>> Start PROVIDED RECORDS

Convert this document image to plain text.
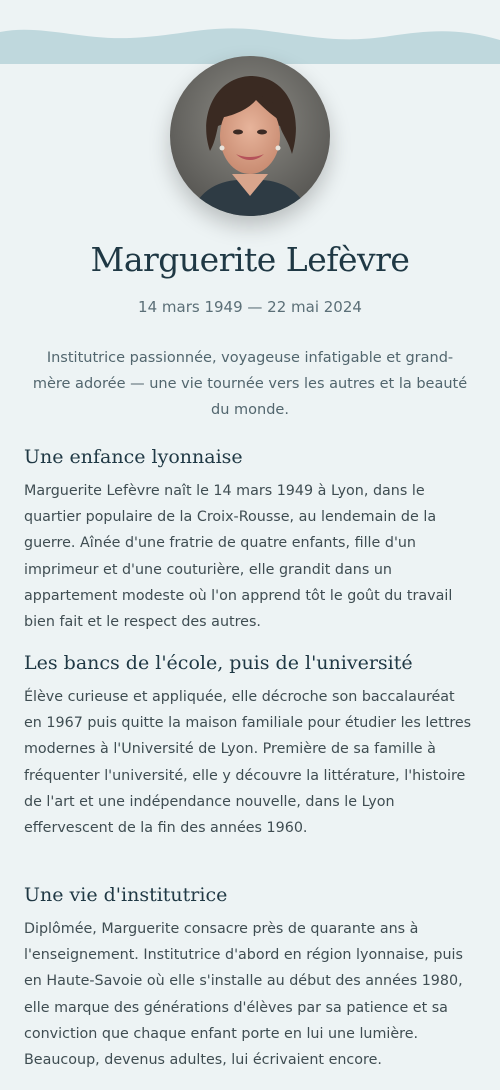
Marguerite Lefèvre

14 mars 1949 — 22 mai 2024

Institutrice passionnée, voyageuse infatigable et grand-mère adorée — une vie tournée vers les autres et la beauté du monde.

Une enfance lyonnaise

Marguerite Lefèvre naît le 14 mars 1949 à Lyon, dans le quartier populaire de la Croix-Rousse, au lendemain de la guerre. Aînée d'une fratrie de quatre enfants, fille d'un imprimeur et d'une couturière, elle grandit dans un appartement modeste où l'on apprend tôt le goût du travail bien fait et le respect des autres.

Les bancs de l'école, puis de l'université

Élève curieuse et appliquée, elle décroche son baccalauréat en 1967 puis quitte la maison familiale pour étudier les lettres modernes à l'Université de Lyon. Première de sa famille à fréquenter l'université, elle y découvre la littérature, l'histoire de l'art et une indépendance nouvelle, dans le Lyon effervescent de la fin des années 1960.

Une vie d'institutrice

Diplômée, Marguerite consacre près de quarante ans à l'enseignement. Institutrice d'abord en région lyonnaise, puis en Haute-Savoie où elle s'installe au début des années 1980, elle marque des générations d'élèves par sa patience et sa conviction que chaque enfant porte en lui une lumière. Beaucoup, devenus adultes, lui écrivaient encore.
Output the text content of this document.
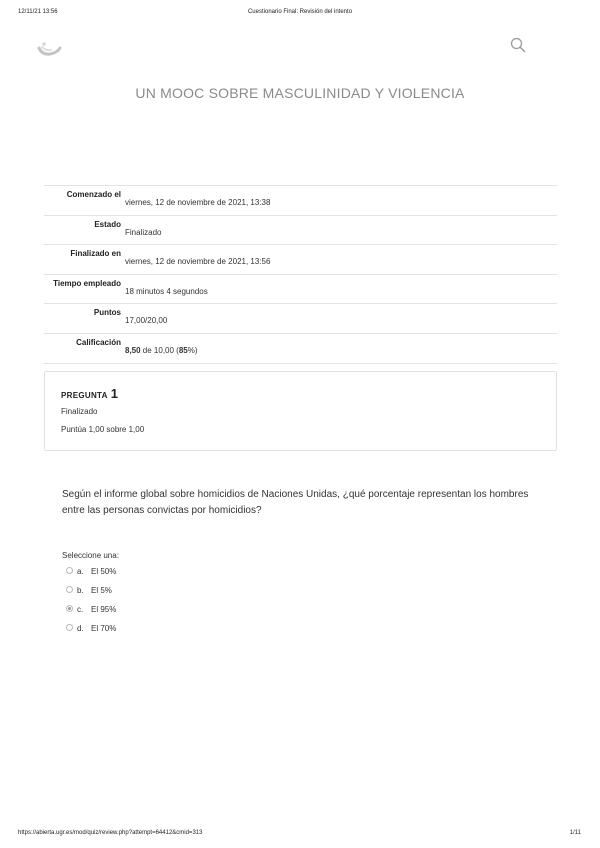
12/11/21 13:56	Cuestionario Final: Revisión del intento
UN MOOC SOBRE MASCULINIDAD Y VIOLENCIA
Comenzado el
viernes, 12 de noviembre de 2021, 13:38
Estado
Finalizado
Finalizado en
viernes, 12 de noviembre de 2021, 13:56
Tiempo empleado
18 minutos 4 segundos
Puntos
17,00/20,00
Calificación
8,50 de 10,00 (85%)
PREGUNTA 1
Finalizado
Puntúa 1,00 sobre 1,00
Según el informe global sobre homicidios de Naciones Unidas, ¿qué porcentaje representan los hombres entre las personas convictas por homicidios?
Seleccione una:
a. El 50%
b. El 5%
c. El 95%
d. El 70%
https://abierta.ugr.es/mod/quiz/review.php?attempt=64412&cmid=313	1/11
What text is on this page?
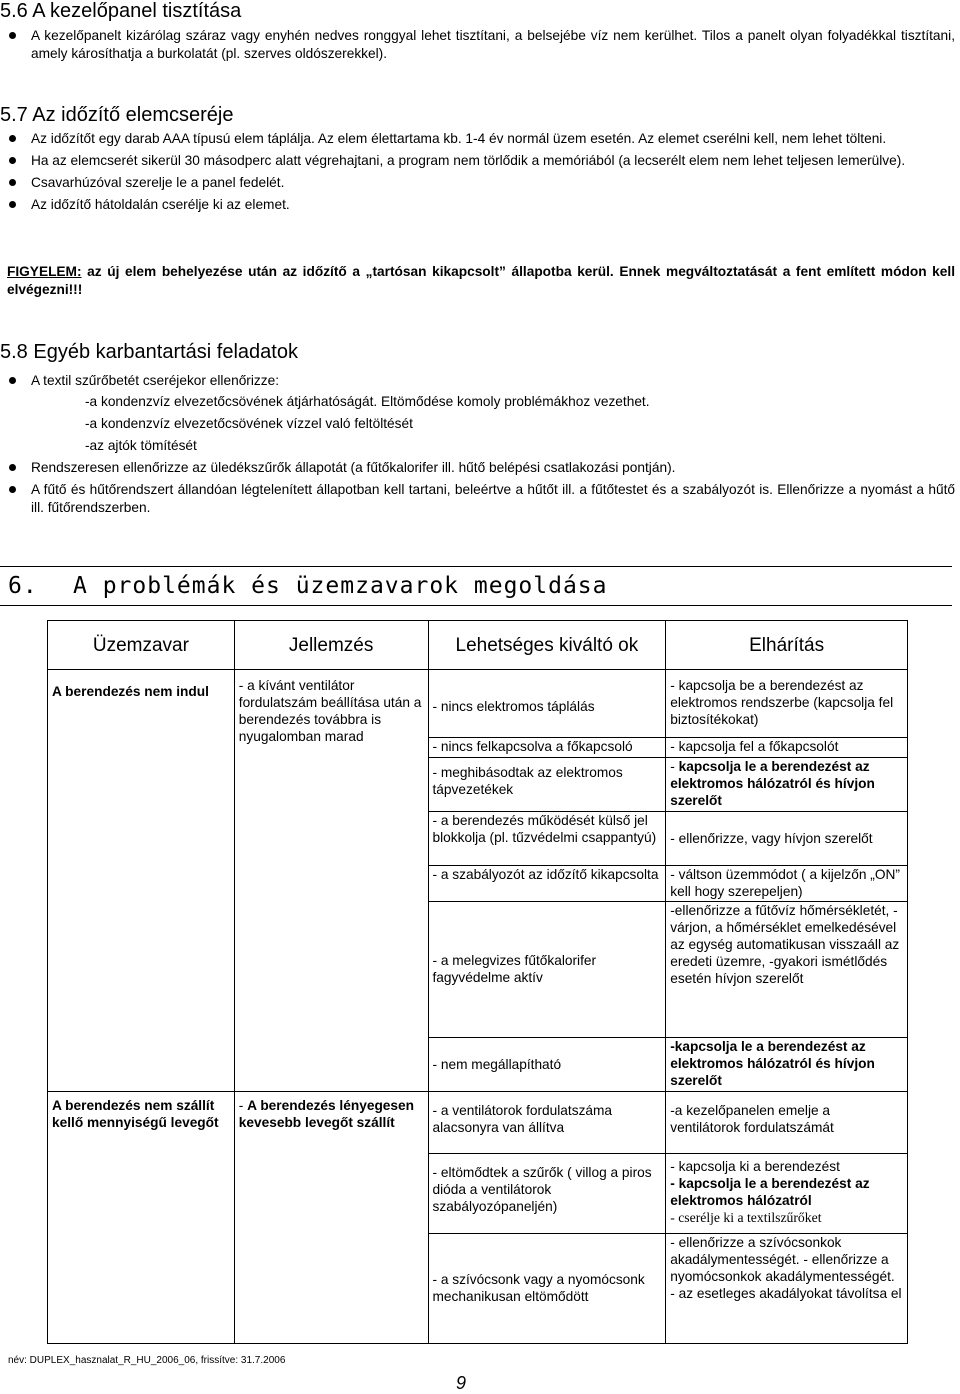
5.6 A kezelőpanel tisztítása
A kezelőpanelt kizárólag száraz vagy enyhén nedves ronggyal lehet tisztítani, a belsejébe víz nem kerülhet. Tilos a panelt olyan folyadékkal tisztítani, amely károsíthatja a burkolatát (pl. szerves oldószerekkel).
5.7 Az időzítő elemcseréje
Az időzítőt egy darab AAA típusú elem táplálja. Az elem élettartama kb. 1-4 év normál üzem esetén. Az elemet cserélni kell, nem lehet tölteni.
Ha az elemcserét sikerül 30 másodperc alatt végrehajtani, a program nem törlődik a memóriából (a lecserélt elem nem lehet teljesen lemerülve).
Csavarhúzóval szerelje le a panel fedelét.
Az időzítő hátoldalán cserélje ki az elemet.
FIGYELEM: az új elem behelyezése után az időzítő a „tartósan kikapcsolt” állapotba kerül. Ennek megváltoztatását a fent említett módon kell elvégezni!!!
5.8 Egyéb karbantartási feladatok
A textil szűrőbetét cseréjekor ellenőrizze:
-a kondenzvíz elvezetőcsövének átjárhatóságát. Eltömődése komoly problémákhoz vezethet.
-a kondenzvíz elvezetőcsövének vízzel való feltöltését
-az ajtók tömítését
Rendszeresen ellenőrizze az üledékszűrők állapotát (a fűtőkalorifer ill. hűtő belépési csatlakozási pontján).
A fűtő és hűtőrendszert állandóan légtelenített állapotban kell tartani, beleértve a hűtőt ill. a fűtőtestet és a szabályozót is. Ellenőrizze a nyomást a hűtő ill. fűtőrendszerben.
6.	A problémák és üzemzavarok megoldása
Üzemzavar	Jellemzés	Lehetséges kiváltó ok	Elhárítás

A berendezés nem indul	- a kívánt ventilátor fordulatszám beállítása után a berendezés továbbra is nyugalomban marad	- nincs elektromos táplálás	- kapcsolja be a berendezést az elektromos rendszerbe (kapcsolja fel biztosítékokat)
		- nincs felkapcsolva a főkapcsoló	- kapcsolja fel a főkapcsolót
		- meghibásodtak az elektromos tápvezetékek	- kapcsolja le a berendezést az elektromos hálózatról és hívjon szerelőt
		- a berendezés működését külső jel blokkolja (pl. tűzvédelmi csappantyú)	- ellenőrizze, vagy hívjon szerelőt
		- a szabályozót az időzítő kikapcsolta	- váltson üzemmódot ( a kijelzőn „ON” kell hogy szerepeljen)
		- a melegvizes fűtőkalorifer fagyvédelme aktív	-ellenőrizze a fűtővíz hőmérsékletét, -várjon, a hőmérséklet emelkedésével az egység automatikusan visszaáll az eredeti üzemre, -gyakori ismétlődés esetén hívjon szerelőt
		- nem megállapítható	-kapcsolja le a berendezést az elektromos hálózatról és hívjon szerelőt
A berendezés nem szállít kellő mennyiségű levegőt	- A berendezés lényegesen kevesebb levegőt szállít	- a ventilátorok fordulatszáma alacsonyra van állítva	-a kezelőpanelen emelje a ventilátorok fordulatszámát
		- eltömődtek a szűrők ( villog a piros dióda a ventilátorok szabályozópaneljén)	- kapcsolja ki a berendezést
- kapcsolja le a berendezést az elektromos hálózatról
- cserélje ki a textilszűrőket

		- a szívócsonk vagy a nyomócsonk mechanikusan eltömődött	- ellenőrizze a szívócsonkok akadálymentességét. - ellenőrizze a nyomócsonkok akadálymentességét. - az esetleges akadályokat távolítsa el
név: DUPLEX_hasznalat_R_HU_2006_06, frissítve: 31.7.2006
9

>> End PROVIDED RECORDS

JOB:
Set the pictures aside and transcribe the data above exactly.

FINAL RESULT:
Convert this document image to plain text.
Marguerite Lefèvre

14 mars 1949 — 22 mai 2024

Institutrice passionnée, voyageuse infatigable et grand-mère adorée — une vie tournée vers les autres et la beauté du monde.

Une enfance lyonnaise

Marguerite Lefèvre naît le 14 mars 1949 à Lyon, dans le quartier populaire de la Croix-Rousse, au lendemain de la guerre. Aînée d'une fratrie de quatre enfants, fille d'un imprimeur et d'une couturière, elle grandit dans un appartement modeste où l'on apprend tôt le goût du travail bien fait et le respect des autres.

Les bancs de l'école, puis de l'université

Élève curieuse et appliquée, elle décroche son baccalauréat en 1967 puis quitte la maison familiale pour étudier les lettres modernes à l'Université de Lyon. Première de sa famille à fréquenter l'université, elle y découvre la littérature, l'histoire de l'art et une indépendance nouvelle, dans le Lyon effervescent de la fin des années 1960.

Une vie d'institutrice

Diplômée, Marguerite consacre près de quarante ans à l'enseignement. Institutrice d'abord en région lyonnaise, puis en Haute-Savoie où elle s'installe au début des années 1980, elle marque des générations d'élèves par sa patience et sa conviction que chaque enfant porte en lui une lumière. Beaucoup, devenus adultes, lui écrivaient encore.
Output the text content of this document.
12/11/21 13:56	Cuestionario Final: Revisión del intento
UN MOOC SOBRE MASCULINIDAD Y VIOLENCIA
Comenzado el
viernes, 12 de noviembre de 2021, 13:38
Estado
Finalizado
Finalizado en
viernes, 12 de noviembre de 2021, 13:56
Tiempo empleado
18 minutos 4 segundos
Puntos
17,00/20,00
Calificación
8,50 de 10,00 (85%)
PREGUNTA 1
Finalizado
Puntúa 1,00 sobre 1,00
Según el informe global sobre homicidios de Naciones Unidas, ¿qué porcentaje representan los hombres entre las personas convictas por homicidios?
Seleccione una:
a. El 50%
b. El 5%
c. El 95%
d. El 70%
https://abierta.ugr.es/mod/quiz/review.php?attempt=64412&cmid=313	1/11
What text is on this page?
5.6 A kezelőpanel tisztítása
A kezelőpanelt kizárólag száraz vagy enyhén nedves ronggyal lehet tisztítani, a belsejébe víz nem kerülhet. Tilos a panelt olyan folyadékkal tisztítani, amely károsíthatja a burkolatát (pl. szerves oldószerekkel).
5.7 Az időzítő elemcseréje
Az időzítőt egy darab AAA típusú elem táplálja. Az elem élettartama kb. 1-4 év normál üzem esetén. Az elemet cserélni kell, nem lehet tölteni.
Ha az elemcserét sikerül 30 másodperc alatt végrehajtani, a program nem törlődik a memóriából (a lecserélt elem nem lehet teljesen lemerülve).
Csavarhúzóval szerelje le a panel fedelét.
Az időzítő hátoldalán cserélje ki az elemet.
FIGYELEM: az új elem behelyezése után az időzítő a „tartósan kikapcsolt” állapotba kerül. Ennek megváltoztatását a fent említett módon kell elvégezni!!!
5.8 Egyéb karbantartási feladatok
A textil szűrőbetét cseréjekor ellenőrizze:
-a kondenzvíz elvezetőcsövének átjárhatóságát. Eltömődése komoly problémákhoz vezethet.
-a kondenzvíz elvezetőcsövének vízzel való feltöltését
-az ajtók tömítését
Rendszeresen ellenőrizze az üledékszűrők állapotát (a fűtőkalorifer ill. hűtő belépési csatlakozási pontján).
A fűtő és hűtőrendszert állandóan légtelenített állapotban kell tartani, beleértve a hűtőt ill. a fűtőtestet és a szabályozót is. Ellenőrizze a nyomást a hűtő ill. fűtőrendszerben.
6.	A problémák és üzemzavarok megoldása
Üzemzavar	Jellemzés	Lehetséges kiváltó ok	Elhárítás

A berendezés nem indul	- a kívánt ventilátor fordulatszám beállítása után a berendezés továbbra is nyugalomban marad	- nincs elektromos táplálás	- kapcsolja be a berendezést az elektromos rendszerbe (kapcsolja fel biztosítékokat)
		- nincs felkapcsolva a főkapcsoló	- kapcsolja fel a főkapcsolót
		- meghibásodtak az elektromos tápvezetékek	- kapcsolja le a berendezést az elektromos hálózatról és hívjon szerelőt
		- a berendezés működését külső jel blokkolja (pl. tűzvédelmi csappantyú)	- ellenőrizze, vagy hívjon szerelőt
		- a szabályozót az időzítő kikapcsolta	- váltson üzemmódot ( a kijelzőn „ON” kell hogy szerepeljen)
		- a melegvizes fűtőkalorifer fagyvédelme aktív	-ellenőrizze a fűtővíz hőmérsékletét, -várjon, a hőmérséklet emelkedésével az egység automatikusan visszaáll az eredeti üzemre, -gyakori ismétlődés esetén hívjon szerelőt
		- nem megállapítható	-kapcsolja le a berendezést az elektromos hálózatról és hívjon szerelőt
A berendezés nem szállít kellő mennyiségű levegőt	- A berendezés lényegesen kevesebb levegőt szállít	- a ventilátorok fordulatszáma alacsonyra van állítva	-a kezelőpanelen emelje a ventilátorok fordulatszámát
		- eltömődtek a szűrők ( villog a piros dióda a ventilátorok szabályozópaneljén)	- kapcsolja ki a berendezést
- kapcsolja le a berendezést az elektromos hálózatról
- cserélje ki a textilszűrőket

		- a szívócsonk vagy a nyomócsonk mechanikusan eltömődött	- ellenőrizze a szívócsonkok akadálymentességét. - ellenőrizze a nyomócsonkok akadálymentességét. - az esetleges akadályokat távolítsa el
név: DUPLEX_hasznalat_R_HU_2006_06, frissítve: 31.7.2006
9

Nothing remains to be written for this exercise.